* [LISTED RECORDS]

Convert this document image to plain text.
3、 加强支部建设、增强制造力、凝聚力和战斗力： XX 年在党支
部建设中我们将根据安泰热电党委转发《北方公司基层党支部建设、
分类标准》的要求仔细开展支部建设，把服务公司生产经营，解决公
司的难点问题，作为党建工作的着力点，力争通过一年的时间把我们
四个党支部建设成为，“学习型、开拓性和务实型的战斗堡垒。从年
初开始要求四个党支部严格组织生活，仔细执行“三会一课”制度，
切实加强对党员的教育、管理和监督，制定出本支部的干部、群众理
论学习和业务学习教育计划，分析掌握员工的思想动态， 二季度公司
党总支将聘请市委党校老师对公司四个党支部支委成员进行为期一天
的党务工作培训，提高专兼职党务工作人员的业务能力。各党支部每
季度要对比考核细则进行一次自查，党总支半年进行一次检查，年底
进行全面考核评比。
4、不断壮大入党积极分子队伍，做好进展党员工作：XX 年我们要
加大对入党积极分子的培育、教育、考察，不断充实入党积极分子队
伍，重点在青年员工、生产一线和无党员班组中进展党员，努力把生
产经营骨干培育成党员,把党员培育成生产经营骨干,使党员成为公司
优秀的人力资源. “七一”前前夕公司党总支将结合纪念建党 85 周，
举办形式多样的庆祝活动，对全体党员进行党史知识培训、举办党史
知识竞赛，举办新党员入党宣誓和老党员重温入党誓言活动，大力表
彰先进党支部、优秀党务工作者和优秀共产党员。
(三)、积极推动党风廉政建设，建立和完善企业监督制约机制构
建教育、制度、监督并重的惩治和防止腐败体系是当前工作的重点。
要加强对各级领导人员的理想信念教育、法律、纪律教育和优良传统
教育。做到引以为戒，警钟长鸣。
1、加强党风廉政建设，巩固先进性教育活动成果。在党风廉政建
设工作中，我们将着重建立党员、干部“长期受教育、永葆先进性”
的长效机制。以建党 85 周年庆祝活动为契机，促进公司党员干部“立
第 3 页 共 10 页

* [GIVEN PROBLEM] Set down the listing above in full, please, exactly as it appears.

* [RESULT FOR THIS TASK]
Convert this document image to plain text.
3、 加强支部建设、增强制造力、凝聚力和战斗力： XX 年在党支
部建设中我们将根据安泰热电党委转发《北方公司基层党支部建设、
分类标准》的要求仔细开展支部建设，把服务公司生产经营，解决公
司的难点问题，作为党建工作的着力点，力争通过一年的时间把我们
四个党支部建设成为，“学习型、开拓性和务实型的战斗堡垒。从年
初开始要求四个党支部严格组织生活，仔细执行“三会一课”制度，
切实加强对党员的教育、管理和监督，制定出本支部的干部、群众理
论学习和业务学习教育计划，分析掌握员工的思想动态， 二季度公司
党总支将聘请市委党校老师对公司四个党支部支委成员进行为期一天
的党务工作培训，提高专兼职党务工作人员的业务能力。各党支部每
季度要对比考核细则进行一次自查，党总支半年进行一次检查，年底
进行全面考核评比。
4、不断壮大入党积极分子队伍，做好进展党员工作：XX 年我们要
加大对入党积极分子的培育、教育、考察，不断充实入党积极分子队
伍，重点在青年员工、生产一线和无党员班组中进展党员，努力把生
产经营骨干培育成党员,把党员培育成生产经营骨干,使党员成为公司
优秀的人力资源. “七一”前前夕公司党总支将结合纪念建党 85 周，
举办形式多样的庆祝活动，对全体党员进行党史知识培训、举办党史
知识竞赛，举办新党员入党宣誓和老党员重温入党誓言活动，大力表
彰先进党支部、优秀党务工作者和优秀共产党员。
(三)、积极推动党风廉政建设，建立和完善企业监督制约机制构
建教育、制度、监督并重的惩治和防止腐败体系是当前工作的重点。
要加强对各级领导人员的理想信念教育、法律、纪律教育和优良传统
教育。做到引以为戒，警钟长鸣。
1、加强党风廉政建设，巩固先进性教育活动成果。在党风廉政建
设工作中，我们将着重建立党员、干部“长期受教育、永葆先进性”
的长效机制。以建党 85 周年庆祝活动为契机，促进公司党员干部“立
第 3 页 共 10 页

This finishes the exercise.